I got an answer here; Python: find string in multiple columns and return it in new column yet this line below return the first value found
df['b'] = (df[cols].where(df[cols].stack().str.contains('b')
.unstack(fill_value=False)).ffill(1).iloc[:,-1])
where cols
df = df[['col1', 'col2', 'col3', 'col4']]
I tried the other answers and they all gave me error ValueError: cannot reindex from a duplicate axis
Do any one have an idea how can I get all the matching values in one cell.
the data set
ID col0 col1 col2 col3 col4 col5
1 jack a/h t/m w/n y/h 56
2 sam z/n b/w null b/n 93
3 john b/i y/d b/d null 33
The code I'm using now :
df['b'] = (df[cols].where(df[cols].stack().str.contains('b')
.unstack(fill_value=False)).ffill(1).iloc[:,-1])
And here the output I am getting now
ID col0 col1 col2 col3 col4 col5 b
1 jack a/h t/m w/n y/h 56 -
2 sam z/n b/w null b/n 93 b/w
3 john b/i y/d b/d null 33 b/i
And actually I want the output to look like the data-frame below
ID col0 col1 col2 col3 col4 col5 b
1 jack a/h t/m w/n y/h 56 null
2 sam z/n b/w null b/n 93 b/w - b/n
3 john b/i y/d b/d null 33 b/i - b/d
Upvotes: 1
Views: 467
Reputation: 71707
Use DataFrame.filter
to filter dataframe containing columns col1-col4
and use DataFrame.stack
, then using Series.str.contains
filter the stacked dataframe finally use Series.groupby
on level=0
and aggregate using join
:
s = df.filter(regex=r'col[1-4]').stack()

= = =

What to work on
(1) In the pandas thread, what error did the other answers produce?
(2) Write the next part of the pandas thread, picking up after its final line of code.
The listing plays no part here.

Data lines
= = =

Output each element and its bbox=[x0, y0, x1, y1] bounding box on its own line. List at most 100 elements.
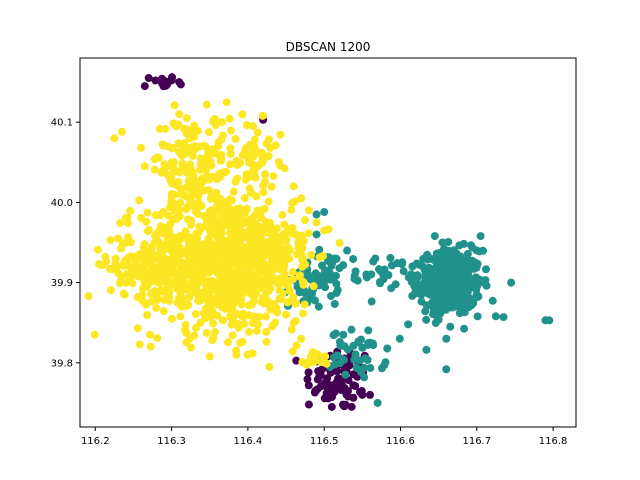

= = =

Response list
(1) ValueError: cannot reindex from a duplicate axis

(2)
s = s[s.str.contains('b')].groupby(level=0).agg(' - '.join)
df['b'] = s
Result:
# print(df)
ID col0 col1 col2 col3 col4 col5 b
0 1 jack a/h t/m w/n y/h 56 NaN
1 2 sam z/n b/w NaN b/n 93 b/w - b/n
2 3 john b/i y/d b/d NaN 33 b/i - b/d
Upvotes: 2
Reputation: 12523
Here's a way to do it with melt
:
t = df.melt(id_vars="ID", value_vars = ["col0", "col1", "col2", "col3", "col4"], var_name=[]).dropna()
t = t[t.value.str.contains("b")].groupby("ID")["value"].apply(lambda x: " - ".join(x))
res = pd.concat([df, t], axis=1).rename(columns={"value":"b"})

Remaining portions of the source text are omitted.